_What you have to do:_
Copy out the whole listing exactly as written, leaving the pictures behind.

::: Material for this exercise :::

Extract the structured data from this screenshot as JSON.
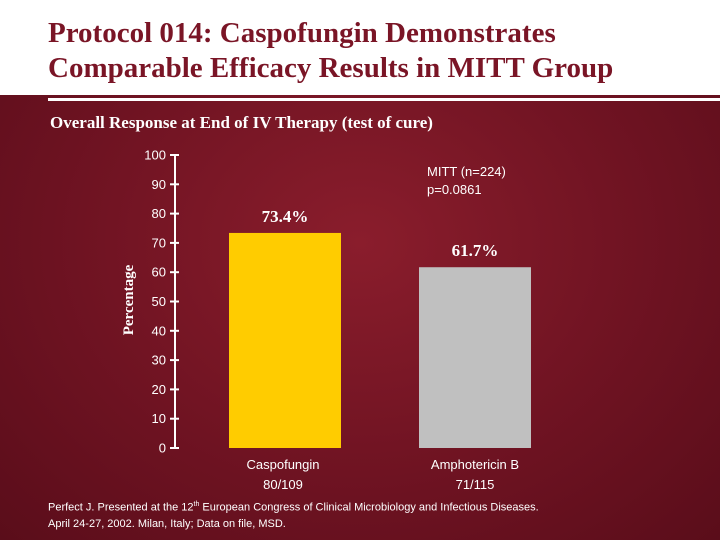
{
  "slide": {
    "title_line1": "Protocol 014: Caspofungin Demonstrates",
    "title_line2": "Comparable Efficacy Results in MITT Group",
    "subtitle": "Overall Response at End of IV Therapy (test of cure)",
    "footnote_pre": "Perfect J. Presented at the 12",
    "footnote_sup": "th",
    "footnote_post": " European Congress of Clinical Microbiology and Infectious Diseases.",
    "footnote_line2": "April 24-27, 2002. Milan, Italy; Data on file, MSD."
  },
  "chart_data": {
    "type": "bar",
    "title": "Overall Response at End of IV Therapy (test of cure)",
    "xlabel": "",
    "ylabel": "Percentage",
    "ylim": [
      0,
      100
    ],
    "yticks": [
      0,
      10,
      20,
      30,
      40,
      50,
      60,
      70,
      80,
      90,
      100
    ],
    "categories": [
      "Caspofungin",
      "Amphotericin B"
    ],
    "category_counts": [
      "80/109",
      "71/115"
    ],
    "values": [
      73.4,
      61.7
    ],
    "data_labels": [
      "73.4%",
      "61.7%"
    ],
    "bar_colors": [
      "#ffcc00",
      "#c0c0c0"
    ],
    "annotation_line1": "MITT (n=224)",
    "annotation_line2": "p=0.0861"
  }
}
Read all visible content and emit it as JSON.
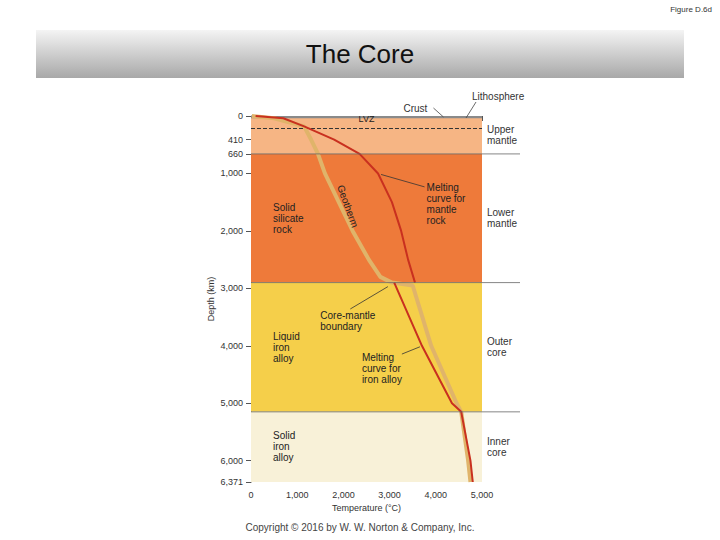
{
  "chart_data": {
    "type": "line",
    "header": "Figure D.6d",
    "title": "The Core",
    "copyright": "Copyright © 2016 by W. W. Norton & Company, Inc.",
    "xlabel": "Temperature (°C)",
    "ylabel": "Depth (km)",
    "xlim": [
      0,
      5000
    ],
    "xticks": [
      0,
      {
        "value": 1000,
        "label": "1,000"
      },
      {
        "value": 2000,
        "label": "2,000"
      },
      {
        "value": 3000,
        "label": "3,000"
      },
      {
        "value": 4000,
        "label": "4,000"
      },
      {
        "value": 5000,
        "label": "5,000"
      }
    ],
    "ylim": [
      0,
      6371
    ],
    "yticks": [
      0,
      410,
      660,
      {
        "value": 1000,
        "label": "1,000"
      },
      {
        "value": 2000,
        "label": "2,000"
      },
      {
        "value": 3000,
        "label": "3,000"
      },
      {
        "value": 4000,
        "label": "4,000"
      },
      {
        "value": 5000,
        "label": "5,000"
      },
      {
        "value": 6000,
        "label": "6,000"
      },
      {
        "value": 6371,
        "label": "6,371"
      }
    ],
    "grid": false,
    "series": [
      {
        "name": "Geotherm",
        "color": "#e0b46a",
        "x": [
          20,
          500,
          1150,
          1300,
          1450,
          1600,
          1900,
          2200,
          2550,
          2800,
          3050,
          3500,
          3900,
          4450,
          4550,
          4700,
          4750
        ],
        "values": [
          0,
          40,
          180,
          410,
          660,
          1000,
          1500,
          2000,
          2500,
          2800,
          2900,
          2950,
          4000,
          5000,
          5150,
          6000,
          6371
        ]
      },
      {
        "name": "Melting curve for mantle rock",
        "color": "#c9301f",
        "x": [
          100,
          700,
          1150,
          1800,
          2350,
          2750,
          3050,
          3250,
          3400,
          3550
        ],
        "values": [
          0,
          40,
          180,
          410,
          660,
          1000,
          1500,
          2000,
          2500,
          2900
        ]
      },
      {
        "name": "Melting curve for iron alloy",
        "color": "#c9301f",
        "x": [
          3100,
          3700,
          4350,
          4550,
          4750,
          4800
        ],
        "values": [
          2900,
          4000,
          5000,
          5150,
          6000,
          6371
        ]
      }
    ],
    "layers": [
      {
        "name": "Upper mantle",
        "from": 0,
        "to": 660,
        "color": "#f6b584"
      },
      {
        "name": "Lower mantle",
        "from": 660,
        "to": 2900,
        "color": "#ee7a3a",
        "state": "Solid silicate rock"
      },
      {
        "name": "Outer core",
        "from": 2900,
        "to": 5150,
        "color": "#f5cf4a",
        "state": "Liquid iron alloy"
      },
      {
        "name": "Inner core",
        "from": 5150,
        "to": 6371,
        "color": "#f8f1d8",
        "state": "Solid iron alloy"
      }
    ],
    "crust": {
      "label": "Crust",
      "from": 0,
      "to": 40,
      "color": "#8a8a8a"
    },
    "lithosphere_label": "Lithosphere",
    "lvz": {
      "label": "LVZ",
      "depth": 220,
      "line_style": "dashed"
    },
    "core_mantle_boundary": "Core-mantle boundary"
  }
}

:::

_Output of the task:_
Extract the structured data from this screenshot as JSON.
{
  "slide": {
    "title_line1": "Protocol 014: Caspofungin Demonstrates",
    "title_line2": "Comparable Efficacy Results in MITT Group",
    "subtitle": "Overall Response at End of IV Therapy (test of cure)",
    "footnote_pre": "Perfect J. Presented at the 12",
    "footnote_sup": "th",
    "footnote_post": " European Congress of Clinical Microbiology and Infectious Diseases.",
    "footnote_line2": "April 24-27, 2002. Milan, Italy; Data on file, MSD."
  },
  "chart_data": {
    "type": "bar",
    "title": "Overall Response at End of IV Therapy (test of cure)",
    "xlabel": "",
    "ylabel": "Percentage",
    "ylim": [
      0,
      100
    ],
    "yticks": [
      0,
      10,
      20,
      30,
      40,
      50,
      60,
      70,
      80,
      90,
      100
    ],
    "categories": [
      "Caspofungin",
      "Amphotericin B"
    ],
    "category_counts": [
      "80/109",
      "71/115"
    ],
    "values": [
      73.4,
      61.7
    ],
    "data_labels": [
      "73.4%",
      "61.7%"
    ],
    "bar_colors": [
      "#ffcc00",
      "#c0c0c0"
    ],
    "annotation_line1": "MITT (n=224)",
    "annotation_line2": "p=0.0861"
  }
}
Read all visible content and emit it as JSON.
{
  "chart_data": {
    "type": "line",
    "header": "Figure D.6d",
    "title": "The Core",
    "copyright": "Copyright © 2016 by W. W. Norton & Company, Inc.",
    "xlabel": "Temperature (°C)",
    "ylabel": "Depth (km)",
    "xlim": [
      0,
      5000
    ],
    "xticks": [
      0,
      {
        "value": 1000,
        "label": "1,000"
      },
      {
        "value": 2000,
        "label": "2,000"
      },
      {
        "value": 3000,
        "label": "3,000"
      },
      {
        "value": 4000,
        "label": "4,000"
      },
      {
        "value": 5000,
        "label": "5,000"
      }
    ],
    "ylim": [
      0,
      6371
    ],
    "yticks": [
      0,
      410,
      660,
      {
        "value": 1000,
        "label": "1,000"
      },
      {
        "value": 2000,
        "label": "2,000"
      },
      {
        "value": 3000,
        "label": "3,000"
      },
      {
        "value": 4000,
        "label": "4,000"
      },
      {
        "value": 5000,
        "label": "5,000"
      },
      {
        "value": 6000,
        "label": "6,000"
      },
      {
        "value": 6371,
        "label": "6,371"
      }
    ],
    "grid": false,
    "series": [
      {
        "name": "Geotherm",
        "color": "#e0b46a",
        "x": [
          20,
          500,
          1150,
          1300,
          1450,
          1600,
          1900,
          2200,
          2550,
          2800,
          3050,
          3500,
          3900,
          4450,
          4550,
          4700,
          4750
        ],
        "values": [
          0,
          40,
          180,
          410,
          660,
          1000,
          1500,
          2000,
          2500,
          2800,
          2900,
          2950,
          4000,
          5000,
          5150,
          6000,
          6371
        ]
      },
      {
        "name": "Melting curve for mantle rock",
        "color": "#c9301f",
        "x": [
          100,
          700,
          1150,
          1800,
          2350,
          2750,
          3050,
          3250,
          3400,
          3550
        ],
        "values": [
          0,
          40,
          180,
          410,
          660,
          1000,
          1500,
          2000,
          2500,
          2900
        ]
      },
      {
        "name": "Melting curve for iron alloy",
        "color": "#c9301f",
        "x": [
          3100,
          3700,
          4350,
          4550,
          4750,
          4800
        ],
        "values": [
          2900,
          4000,
          5000,
          5150,
          6000,
          6371
        ]
      }
    ],
    "layers": [
      {
        "name": "Upper mantle",
        "from": 0,
        "to": 660,
        "color": "#f6b584"
      },
      {
        "name": "Lower mantle",
        "from": 660,
        "to": 2900,
        "color": "#ee7a3a",
        "state": "Solid silicate rock"
      },
      {
        "name": "Outer core",
        "from": 2900,
        "to": 5150,
        "color": "#f5cf4a",
        "state": "Liquid iron alloy"
      },
      {
        "name": "Inner core",
        "from": 5150,
        "to": 6371,
        "color": "#f8f1d8",
        "state": "Solid iron alloy"
      }
    ],
    "crust": {
      "label": "Crust",
      "from": 0,
      "to": 40,
      "color": "#8a8a8a"
    },
    "lithosphere_label": "Lithosphere",
    "lvz": {
      "label": "LVZ",
      "depth": 220,
      "line_style": "dashed"
    },
    "core_mantle_boundary": "Core-mantle boundary"
  }
}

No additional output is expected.